[START Given entries]

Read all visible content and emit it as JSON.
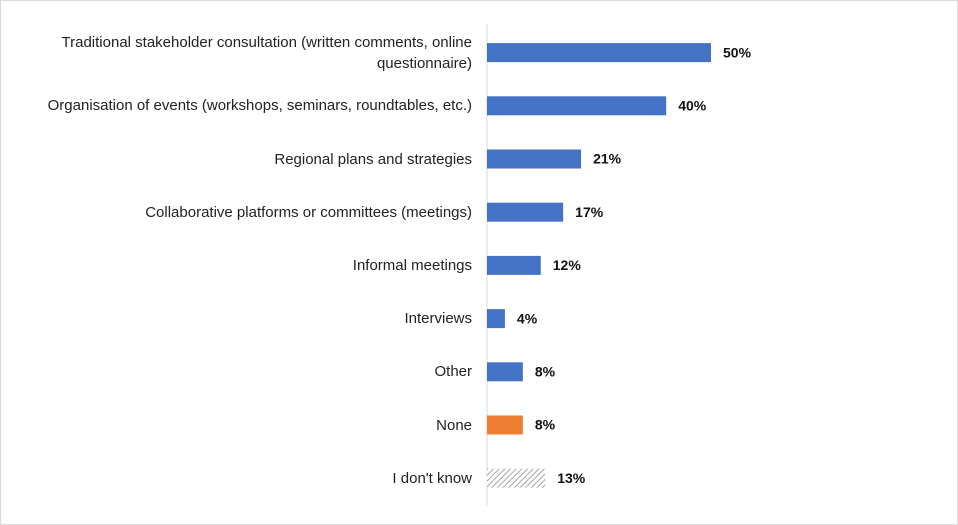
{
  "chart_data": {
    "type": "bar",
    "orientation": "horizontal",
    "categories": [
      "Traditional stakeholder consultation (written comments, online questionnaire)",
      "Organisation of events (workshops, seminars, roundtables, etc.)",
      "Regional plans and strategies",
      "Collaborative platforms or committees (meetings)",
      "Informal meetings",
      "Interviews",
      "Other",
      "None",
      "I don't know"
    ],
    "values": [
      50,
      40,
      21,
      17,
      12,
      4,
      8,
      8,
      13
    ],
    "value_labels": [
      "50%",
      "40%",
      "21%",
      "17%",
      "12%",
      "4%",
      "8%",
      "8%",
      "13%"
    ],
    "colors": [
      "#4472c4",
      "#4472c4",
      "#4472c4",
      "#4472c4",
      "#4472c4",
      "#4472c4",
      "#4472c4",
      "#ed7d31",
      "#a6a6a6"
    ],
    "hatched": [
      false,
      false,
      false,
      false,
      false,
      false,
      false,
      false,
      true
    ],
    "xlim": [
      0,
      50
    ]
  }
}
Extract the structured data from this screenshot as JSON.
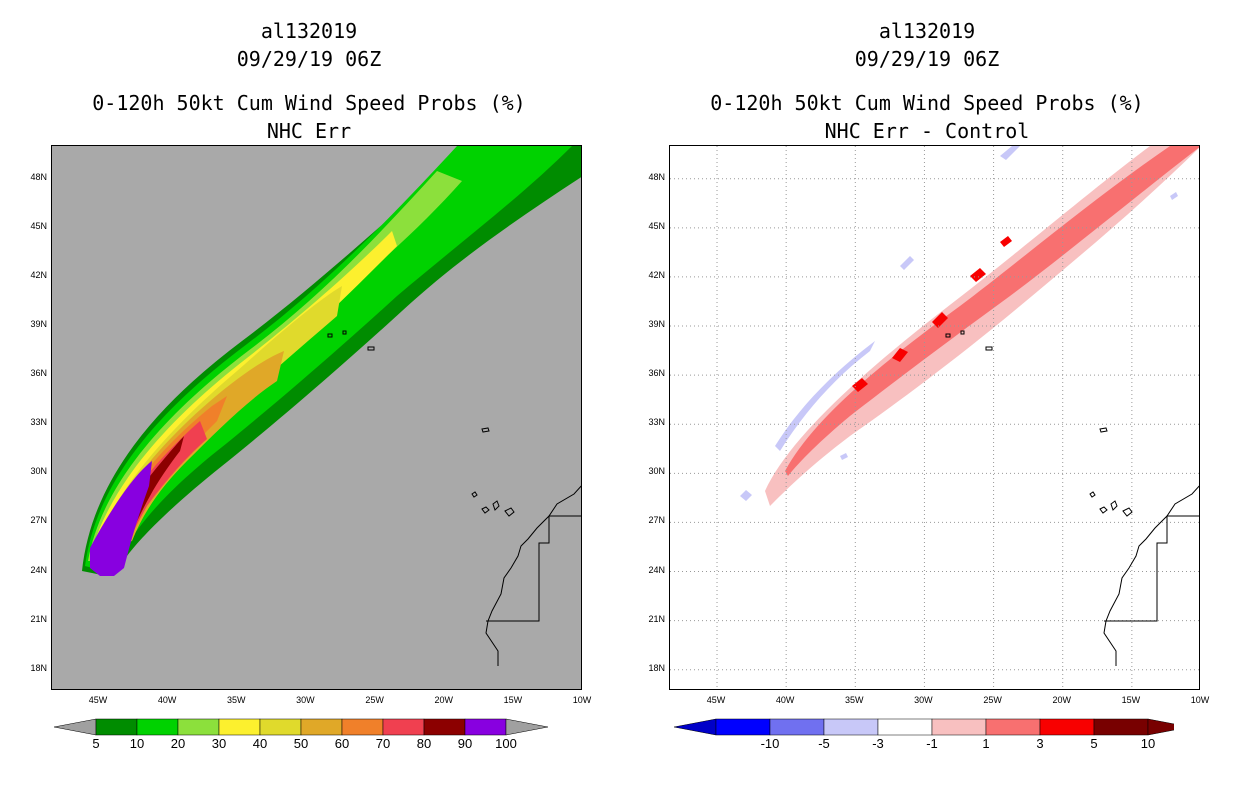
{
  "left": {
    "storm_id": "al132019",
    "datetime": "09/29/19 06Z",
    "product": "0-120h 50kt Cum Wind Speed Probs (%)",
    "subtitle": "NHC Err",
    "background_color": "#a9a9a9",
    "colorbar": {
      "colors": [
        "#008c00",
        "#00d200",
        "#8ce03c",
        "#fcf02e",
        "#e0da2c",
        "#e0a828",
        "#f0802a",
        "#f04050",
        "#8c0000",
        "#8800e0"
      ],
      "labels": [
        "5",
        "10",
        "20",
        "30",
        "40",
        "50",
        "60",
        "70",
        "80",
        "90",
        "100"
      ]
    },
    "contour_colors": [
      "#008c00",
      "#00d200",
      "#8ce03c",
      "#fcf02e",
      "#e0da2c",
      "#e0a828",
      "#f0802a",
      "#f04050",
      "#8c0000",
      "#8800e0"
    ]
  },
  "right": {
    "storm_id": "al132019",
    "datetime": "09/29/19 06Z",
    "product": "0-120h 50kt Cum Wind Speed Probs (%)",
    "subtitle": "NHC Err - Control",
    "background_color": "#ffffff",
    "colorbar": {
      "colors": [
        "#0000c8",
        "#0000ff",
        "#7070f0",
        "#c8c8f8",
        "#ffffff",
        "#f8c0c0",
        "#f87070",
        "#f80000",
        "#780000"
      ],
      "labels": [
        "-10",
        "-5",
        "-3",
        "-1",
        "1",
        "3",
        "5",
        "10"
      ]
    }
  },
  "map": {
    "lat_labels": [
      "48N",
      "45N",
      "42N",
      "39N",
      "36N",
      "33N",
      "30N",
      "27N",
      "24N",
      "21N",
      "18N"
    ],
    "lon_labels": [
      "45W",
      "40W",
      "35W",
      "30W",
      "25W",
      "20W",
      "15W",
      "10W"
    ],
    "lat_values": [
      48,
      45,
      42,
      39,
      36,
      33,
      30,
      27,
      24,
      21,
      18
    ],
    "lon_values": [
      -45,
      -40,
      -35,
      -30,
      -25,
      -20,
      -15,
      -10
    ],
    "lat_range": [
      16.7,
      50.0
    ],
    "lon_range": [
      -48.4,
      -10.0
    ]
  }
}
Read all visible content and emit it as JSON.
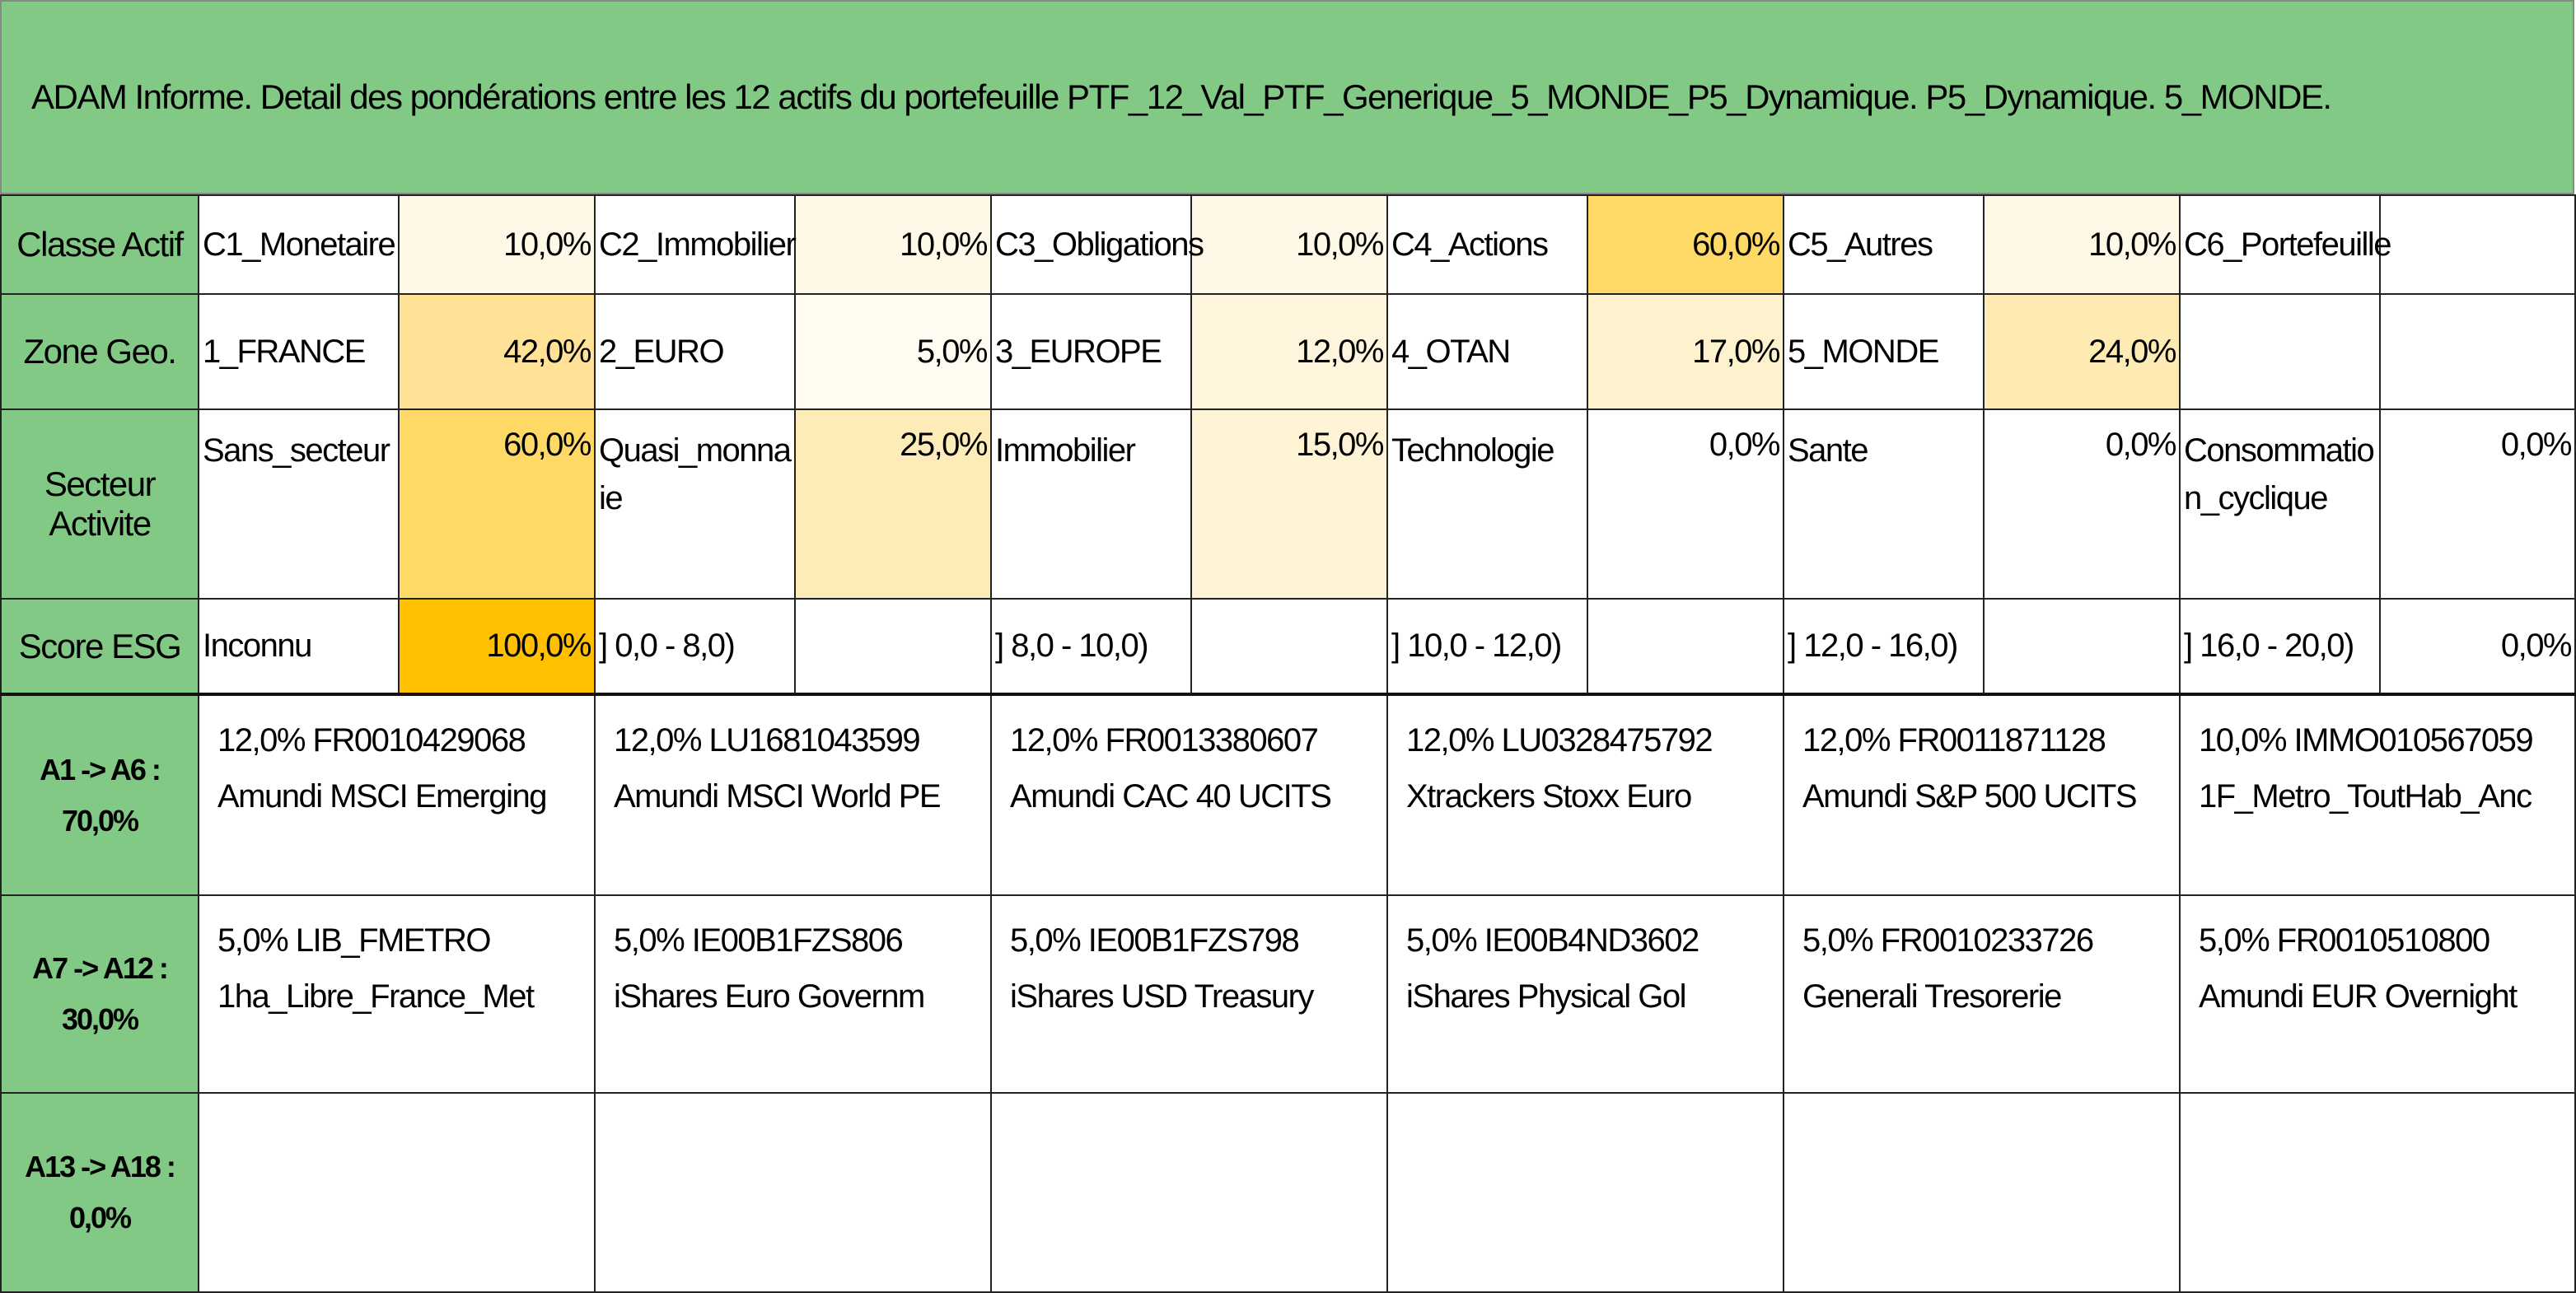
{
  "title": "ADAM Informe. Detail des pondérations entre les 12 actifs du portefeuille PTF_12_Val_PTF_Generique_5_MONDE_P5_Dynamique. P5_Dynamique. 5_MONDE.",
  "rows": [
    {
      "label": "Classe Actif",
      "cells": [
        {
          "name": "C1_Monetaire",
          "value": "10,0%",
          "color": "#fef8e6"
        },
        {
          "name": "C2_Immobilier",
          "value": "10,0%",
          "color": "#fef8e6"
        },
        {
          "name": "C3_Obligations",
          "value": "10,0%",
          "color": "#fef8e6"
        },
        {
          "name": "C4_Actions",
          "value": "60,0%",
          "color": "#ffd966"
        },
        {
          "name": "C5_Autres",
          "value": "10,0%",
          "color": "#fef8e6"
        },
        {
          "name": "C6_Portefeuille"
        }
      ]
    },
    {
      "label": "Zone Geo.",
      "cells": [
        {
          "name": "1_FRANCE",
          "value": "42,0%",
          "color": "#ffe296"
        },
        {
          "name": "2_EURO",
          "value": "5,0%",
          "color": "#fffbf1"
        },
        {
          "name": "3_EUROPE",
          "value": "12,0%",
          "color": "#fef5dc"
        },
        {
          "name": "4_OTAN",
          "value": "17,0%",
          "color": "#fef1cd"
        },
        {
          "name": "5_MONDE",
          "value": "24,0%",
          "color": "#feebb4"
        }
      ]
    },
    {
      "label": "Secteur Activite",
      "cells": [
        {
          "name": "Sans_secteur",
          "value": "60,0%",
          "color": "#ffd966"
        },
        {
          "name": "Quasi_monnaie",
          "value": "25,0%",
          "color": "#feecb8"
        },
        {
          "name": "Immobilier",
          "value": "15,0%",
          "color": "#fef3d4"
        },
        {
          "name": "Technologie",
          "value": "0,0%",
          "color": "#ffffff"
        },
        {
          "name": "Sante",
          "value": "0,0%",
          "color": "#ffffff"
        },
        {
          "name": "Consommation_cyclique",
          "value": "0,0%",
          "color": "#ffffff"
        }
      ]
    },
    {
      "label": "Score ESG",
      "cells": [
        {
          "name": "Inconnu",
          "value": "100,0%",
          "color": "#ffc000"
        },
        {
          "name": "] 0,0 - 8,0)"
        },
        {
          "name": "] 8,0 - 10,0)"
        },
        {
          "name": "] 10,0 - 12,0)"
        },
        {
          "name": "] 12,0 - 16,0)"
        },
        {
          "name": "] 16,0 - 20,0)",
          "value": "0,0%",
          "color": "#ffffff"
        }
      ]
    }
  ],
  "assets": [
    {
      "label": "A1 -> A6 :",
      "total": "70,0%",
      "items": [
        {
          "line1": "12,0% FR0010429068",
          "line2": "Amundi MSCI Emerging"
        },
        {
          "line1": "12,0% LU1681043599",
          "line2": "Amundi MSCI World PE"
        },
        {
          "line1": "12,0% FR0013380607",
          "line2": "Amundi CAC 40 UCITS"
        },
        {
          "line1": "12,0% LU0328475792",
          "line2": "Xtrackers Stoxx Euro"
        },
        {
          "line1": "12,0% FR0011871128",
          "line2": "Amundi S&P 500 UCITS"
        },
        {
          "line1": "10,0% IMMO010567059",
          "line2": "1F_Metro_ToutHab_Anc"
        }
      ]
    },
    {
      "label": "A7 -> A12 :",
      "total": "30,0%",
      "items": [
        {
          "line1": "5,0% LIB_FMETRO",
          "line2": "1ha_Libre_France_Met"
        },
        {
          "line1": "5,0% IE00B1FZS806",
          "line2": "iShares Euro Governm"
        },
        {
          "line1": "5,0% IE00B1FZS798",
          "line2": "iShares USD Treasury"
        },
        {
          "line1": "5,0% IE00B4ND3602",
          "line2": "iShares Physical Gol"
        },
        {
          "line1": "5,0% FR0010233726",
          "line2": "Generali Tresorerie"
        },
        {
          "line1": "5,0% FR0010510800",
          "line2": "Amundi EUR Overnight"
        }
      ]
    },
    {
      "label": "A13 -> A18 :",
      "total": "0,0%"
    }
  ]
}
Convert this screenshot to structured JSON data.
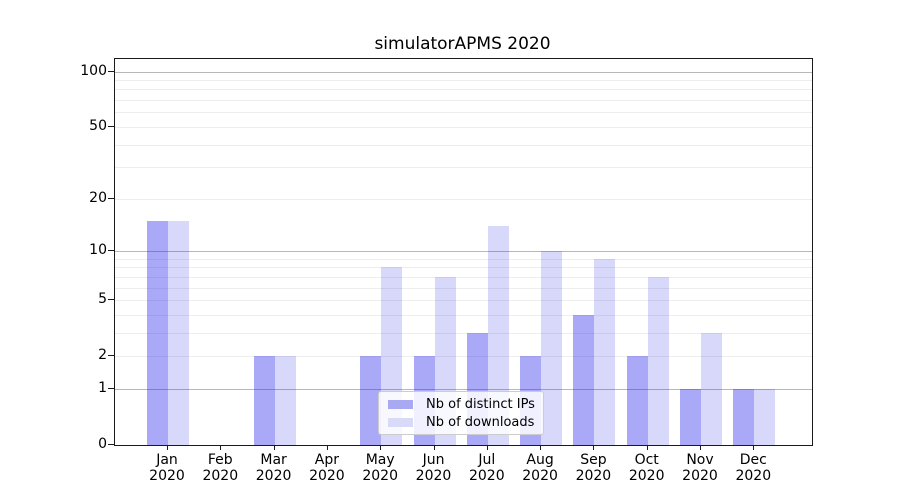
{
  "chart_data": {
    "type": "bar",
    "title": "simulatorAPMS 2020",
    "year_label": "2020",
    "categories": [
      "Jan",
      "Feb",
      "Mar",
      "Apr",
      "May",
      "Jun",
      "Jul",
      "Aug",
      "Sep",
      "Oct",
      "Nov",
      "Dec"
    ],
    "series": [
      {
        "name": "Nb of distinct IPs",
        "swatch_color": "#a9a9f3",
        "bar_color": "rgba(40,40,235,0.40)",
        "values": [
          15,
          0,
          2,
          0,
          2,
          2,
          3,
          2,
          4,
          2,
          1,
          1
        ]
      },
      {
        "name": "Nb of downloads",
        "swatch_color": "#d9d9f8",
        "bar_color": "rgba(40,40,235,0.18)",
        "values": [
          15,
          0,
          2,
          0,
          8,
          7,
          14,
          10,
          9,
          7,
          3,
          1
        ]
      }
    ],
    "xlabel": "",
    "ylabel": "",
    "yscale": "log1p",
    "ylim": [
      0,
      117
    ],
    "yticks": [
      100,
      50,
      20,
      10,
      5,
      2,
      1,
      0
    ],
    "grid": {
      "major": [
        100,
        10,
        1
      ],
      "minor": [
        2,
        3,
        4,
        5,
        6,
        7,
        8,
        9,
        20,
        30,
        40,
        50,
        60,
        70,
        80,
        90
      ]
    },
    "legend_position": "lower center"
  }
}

[END Given entries]

Task description:
Filter the entries and copy out every line with the word "subtitle".

Solved exercise:
    "subtitle": "NHC Err",
    "subtitle": "NHC Err - Control",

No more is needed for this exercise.